■ Problem: Set every entry down again, unchanged, picture-free.

=== Begin Enclosure ===

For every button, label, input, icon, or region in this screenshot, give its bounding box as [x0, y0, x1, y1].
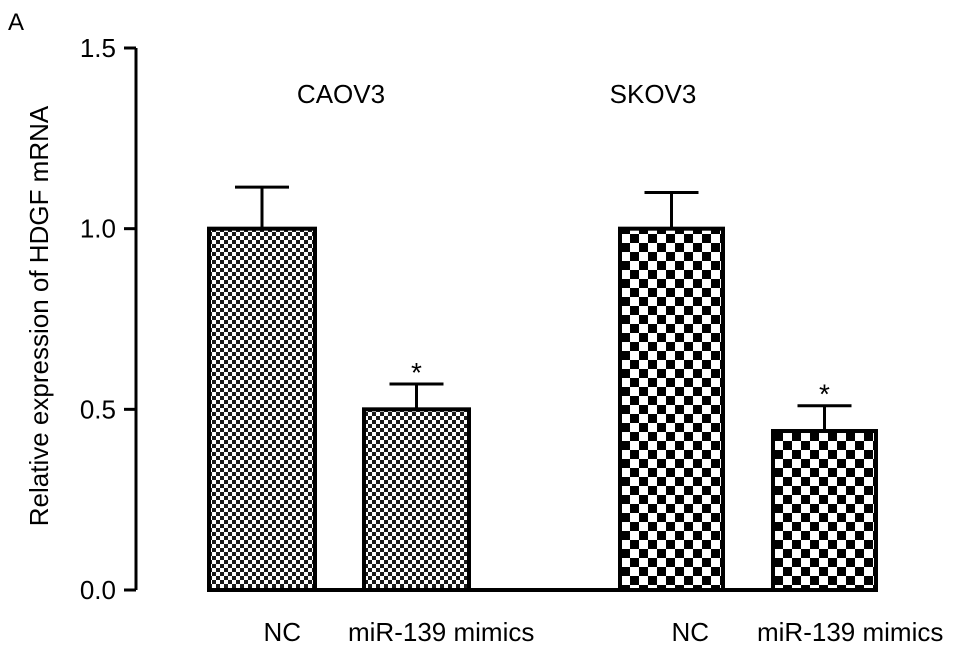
- y-tick-label: 1.5: [80, 33, 116, 63]
- labels: CAOV3 NC * miR-139 mimics SKOV3 NC * miR-139 mi…: [263, 79, 943, 647]
- y-axis-label: Relative expression of HDGF mRNA: [24, 105, 54, 526]
- y-tick-label: 0.0: [80, 575, 116, 605]
- bar: [362, 407, 471, 593]
- bar: [771, 429, 878, 592]
- y-ticks: 0.0 0.5 1.0 1.5: [80, 33, 136, 605]
- category-label: NC: [263, 617, 301, 647]
- significance-marker: *: [411, 357, 422, 388]
- group-title: SKOV3: [610, 79, 697, 109]
- y-tick-label: 0.5: [80, 394, 116, 424]
- category-label: miR-139 mimics: [348, 617, 534, 647]
- axes: [134, 48, 876, 592]
- y-tick-label: 1.0: [80, 214, 116, 244]
- significance-marker: *: [819, 379, 830, 410]
- bar: [207, 226, 317, 593]
- group-title: CAOV3: [297, 79, 385, 109]
- bars: [207, 185, 878, 593]
- panel-label: A: [8, 9, 24, 36]
- category-label: miR-139 mimics: [757, 617, 943, 647]
- category-label: NC: [671, 617, 709, 647]
- bar: [618, 226, 725, 593]
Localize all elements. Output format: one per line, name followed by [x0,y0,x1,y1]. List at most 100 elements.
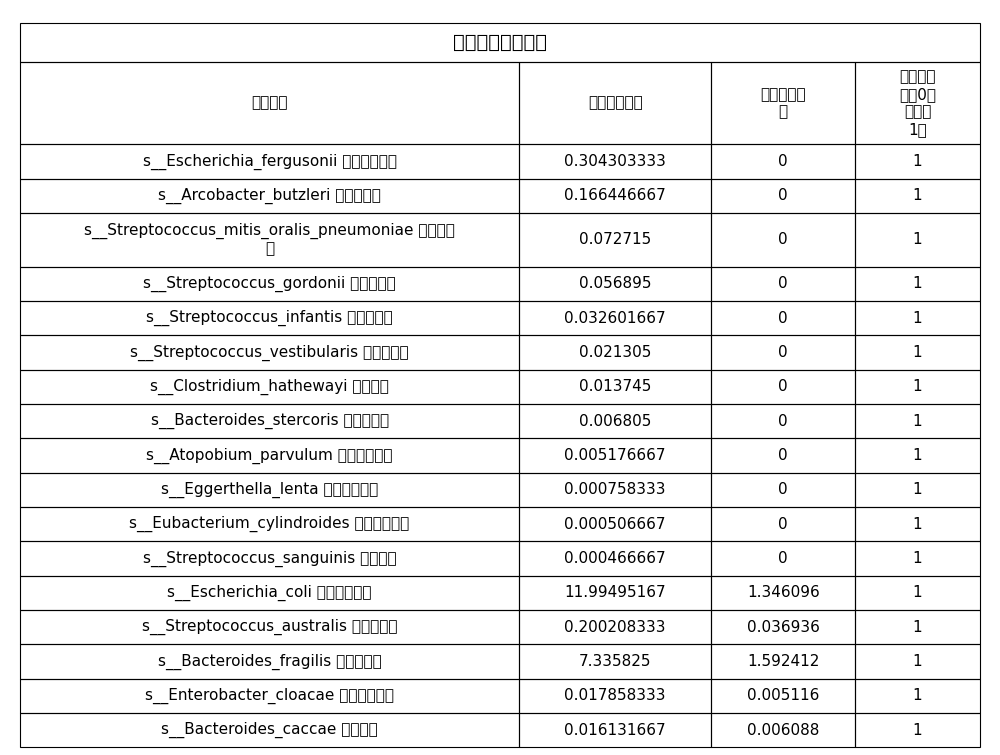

=== End Enclosure ===

■ Task answer:
For every button, label, input, icon, or region in this screenshot, give its bounding box as [x0, y0, x1, y1].
- y-tick-label: 1.5: [80, 33, 116, 63]
- labels: CAOV3 NC * miR-139 mimics SKOV3 NC * miR-139 mi…: [263, 79, 943, 647]
- y-axis-label: Relative expression of HDGF mRNA: [24, 105, 54, 526]
- y-tick-label: 0.0: [80, 575, 116, 605]
- bar: [362, 407, 471, 593]
- bar: [771, 429, 878, 592]
- y-ticks: 0.0 0.5 1.0 1.5: [80, 33, 136, 605]
- category-label: NC: [263, 617, 301, 647]
- significance-marker: *: [411, 357, 422, 388]
- group-title: SKOV3: [610, 79, 697, 109]
- y-tick-label: 0.5: [80, 394, 116, 424]
- category-label: miR-139 mimics: [348, 617, 534, 647]
- axes: [134, 48, 876, 592]
- y-tick-label: 1.0: [80, 214, 116, 244]
- significance-marker: *: [819, 379, 830, 410]
- bar: [207, 226, 317, 593]
- group-title: CAOV3: [297, 79, 385, 109]
- bars: [207, 185, 878, 593]
- panel-label: A: [8, 9, 24, 36]
- category-label: miR-139 mimics: [757, 617, 943, 647]
- category-label: NC: [671, 617, 709, 647]
- bar: [618, 226, 725, 593]
Localize all elements. Output format: one per line, name followed by [x0,y0,x1,y1]. List at most 100 elements.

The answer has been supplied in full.